**Written instruction:**
The data follows this line. Copy verbatim the line with "What's the underlying" and each line after it to the end.

**Record list:**
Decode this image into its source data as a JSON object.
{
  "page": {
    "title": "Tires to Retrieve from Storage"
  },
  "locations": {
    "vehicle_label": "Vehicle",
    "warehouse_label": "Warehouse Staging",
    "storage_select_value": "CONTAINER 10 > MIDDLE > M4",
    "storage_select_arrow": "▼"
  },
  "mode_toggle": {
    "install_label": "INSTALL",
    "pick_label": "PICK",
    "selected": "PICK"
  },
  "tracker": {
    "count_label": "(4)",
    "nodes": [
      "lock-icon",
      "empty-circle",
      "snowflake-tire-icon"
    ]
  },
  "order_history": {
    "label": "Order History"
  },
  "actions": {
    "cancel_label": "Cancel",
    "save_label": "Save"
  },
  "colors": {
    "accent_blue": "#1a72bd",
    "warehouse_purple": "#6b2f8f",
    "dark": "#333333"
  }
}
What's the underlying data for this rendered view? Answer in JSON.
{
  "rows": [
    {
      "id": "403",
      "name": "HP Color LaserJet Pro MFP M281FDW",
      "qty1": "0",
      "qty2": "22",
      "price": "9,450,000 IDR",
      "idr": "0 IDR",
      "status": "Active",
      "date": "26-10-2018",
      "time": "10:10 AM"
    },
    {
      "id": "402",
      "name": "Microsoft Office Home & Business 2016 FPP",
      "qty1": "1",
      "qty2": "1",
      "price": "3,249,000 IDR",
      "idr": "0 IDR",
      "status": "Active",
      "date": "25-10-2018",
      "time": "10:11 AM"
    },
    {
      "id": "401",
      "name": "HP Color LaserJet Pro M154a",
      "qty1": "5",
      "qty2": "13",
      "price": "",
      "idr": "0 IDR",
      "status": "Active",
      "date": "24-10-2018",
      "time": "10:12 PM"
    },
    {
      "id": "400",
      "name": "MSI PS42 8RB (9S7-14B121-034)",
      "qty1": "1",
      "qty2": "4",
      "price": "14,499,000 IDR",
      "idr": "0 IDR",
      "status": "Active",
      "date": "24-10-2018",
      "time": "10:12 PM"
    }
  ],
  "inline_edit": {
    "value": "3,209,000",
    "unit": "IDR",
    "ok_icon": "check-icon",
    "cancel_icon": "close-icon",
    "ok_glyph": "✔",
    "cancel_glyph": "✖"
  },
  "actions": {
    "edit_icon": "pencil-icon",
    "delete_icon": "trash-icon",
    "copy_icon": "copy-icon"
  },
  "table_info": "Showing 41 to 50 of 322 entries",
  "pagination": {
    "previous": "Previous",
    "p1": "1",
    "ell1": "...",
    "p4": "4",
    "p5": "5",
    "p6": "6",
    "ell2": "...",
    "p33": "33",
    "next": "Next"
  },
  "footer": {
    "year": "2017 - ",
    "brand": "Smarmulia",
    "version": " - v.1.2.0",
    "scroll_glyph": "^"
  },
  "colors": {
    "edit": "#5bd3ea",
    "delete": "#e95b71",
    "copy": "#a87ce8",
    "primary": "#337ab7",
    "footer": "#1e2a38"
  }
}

**Finished exercise:**
What's the underlying data for this rendered view? Answer in JSON.
{
  "rows": [
    {
      "id": "403",
      "name": "HP Color LaserJet Pro MFP M281FDW",
      "qty1": "0",
      "qty2": "22",
      "price": "9,450,000 IDR",
      "idr": "0 IDR",
      "status": "Active",
      "date": "26-10-2018",
      "time": "10:10 AM"
    },
    {
      "id": "402",
      "name": "Microsoft Office Home & Business 2016 FPP",
      "qty1": "1",
      "qty2": "1",
      "price": "3,249,000 IDR",
      "idr": "0 IDR",
      "status": "Active",
      "date": "25-10-2018",
      "time": "10:11 AM"
    },
    {
      "id": "401",
      "name": "HP Color LaserJet Pro M154a",
      "qty1": "5",
      "qty2": "13",
      "price": "",
      "idr": "0 IDR",
      "status": "Active",
      "date": "24-10-2018",
      "time": "10:12 PM"
    },
    {
      "id": "400",
      "name": "MSI PS42 8RB (9S7-14B121-034)",
      "qty1": "1",
      "qty2": "4",
      "price": "14,499,000 IDR",
      "idr": "0 IDR",
      "status": "Active",
      "date": "24-10-2018",
      "time": "10:12 PM"
    }
  ],
  "inline_edit": {
    "value": "3,209,000",
    "unit": "IDR",
    "ok_icon": "check-icon",
    "cancel_icon": "close-icon",
    "ok_glyph": "✔",
    "cancel_glyph": "✖"
  },
  "actions": {
    "edit_icon": "pencil-icon",
    "delete_icon": "trash-icon",
    "copy_icon": "copy-icon"
  },
  "table_info": "Showing 41 to 50 of 322 entries",
  "pagination": {
    "previous": "Previous",
    "p1": "1",
    "ell1": "...",
    "p4": "4",
    "p5": "5",
    "p6": "6",
    "ell2": "...",
    "p33": "33",
    "next": "Next"
  },
  "footer": {
    "year": "2017 - ",
    "brand": "Smarmulia",
    "version": " - v.1.2.0",
    "scroll_glyph": "^"
  },
  "colors": {
    "edit": "#5bd3ea",
    "delete": "#e95b71",
    "copy": "#a87ce8",
    "primary": "#337ab7",
    "footer": "#1e2a38"
  }
}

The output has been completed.